▶ [PROBLEM TO WORK ON] Count how many lines below contain the word "icon", then give that number alone.

[Start THE DATA]

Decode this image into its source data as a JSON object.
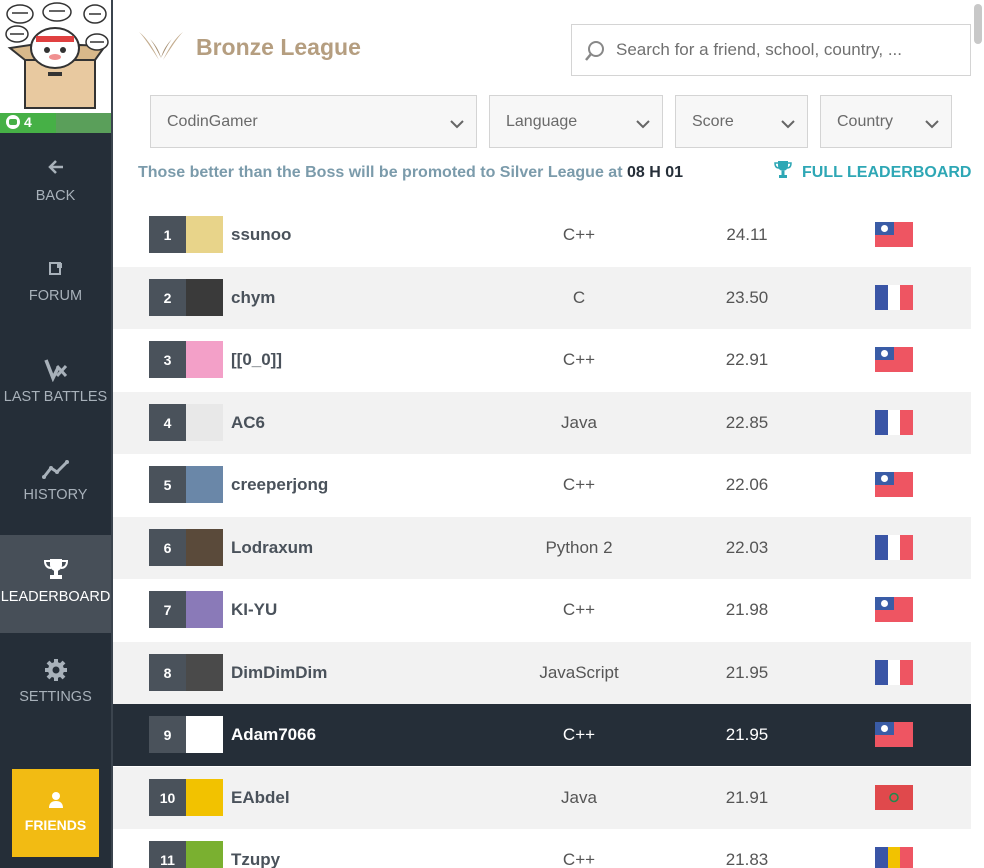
{
  "sidebar": {
    "level": "4",
    "level_progress": 0.5,
    "items": [
      {
        "label": "BACK",
        "icon": "arrow-left-icon"
      },
      {
        "label": "FORUM",
        "icon": "forum-icon"
      },
      {
        "label": "LAST BATTLES",
        "icon": "battles-icon"
      },
      {
        "label": "HISTORY",
        "icon": "history-chart-icon"
      },
      {
        "label": "LEADERBOARD",
        "icon": "trophy-icon",
        "active": true
      },
      {
        "label": "SETTINGS",
        "icon": "gear-icon"
      }
    ],
    "friends_label": "FRIENDS"
  },
  "header": {
    "league_title": "Bronze League",
    "search_placeholder": "Search for a friend, school, country, ..."
  },
  "filters": {
    "player": "CodinGamer",
    "language": "Language",
    "score": "Score",
    "country": "Country"
  },
  "promotion": {
    "text": "Those better than the Boss will be promoted to Silver League at",
    "time": "08 H 01"
  },
  "full_leaderboard_label": "FULL LEADERBOARD",
  "colors": {
    "sidebar_bg": "#252e38",
    "league_gold": "#b59e80",
    "accent_teal": "#2ea7b5",
    "friends_yellow": "#f2bb13",
    "highlight_row": "#252e38"
  },
  "leaderboard": [
    {
      "rank": "1",
      "pseudo": "ssunoo",
      "language": "C++",
      "score": "24.11",
      "country": "Taiwan"
    },
    {
      "rank": "2",
      "pseudo": "chym",
      "language": "C",
      "score": "23.50",
      "country": "France"
    },
    {
      "rank": "3",
      "pseudo": "[[0_0]]",
      "language": "C++",
      "score": "22.91",
      "country": "Taiwan"
    },
    {
      "rank": "4",
      "pseudo": "AC6",
      "language": "Java",
      "score": "22.85",
      "country": "France"
    },
    {
      "rank": "5",
      "pseudo": "creeperjong",
      "language": "C++",
      "score": "22.06",
      "country": "Taiwan"
    },
    {
      "rank": "6",
      "pseudo": "Lodraxum",
      "language": "Python 2",
      "score": "22.03",
      "country": "France"
    },
    {
      "rank": "7",
      "pseudo": "KI-YU",
      "language": "C++",
      "score": "21.98",
      "country": "Taiwan"
    },
    {
      "rank": "8",
      "pseudo": "DimDimDim",
      "language": "JavaScript",
      "score": "21.95",
      "country": "France"
    },
    {
      "rank": "9",
      "pseudo": "Adam7066",
      "language": "C++",
      "score": "21.95",
      "country": "Taiwan",
      "me": true
    },
    {
      "rank": "10",
      "pseudo": "EAbdel",
      "language": "Java",
      "score": "21.91",
      "country": "Morocco"
    },
    {
      "rank": "11",
      "pseudo": "Tzupy",
      "language": "C++",
      "score": "21.83",
      "country": "Romania"
    }
  ]
}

[End THE DATA]

▶ [COMPLETE ANSWER] 6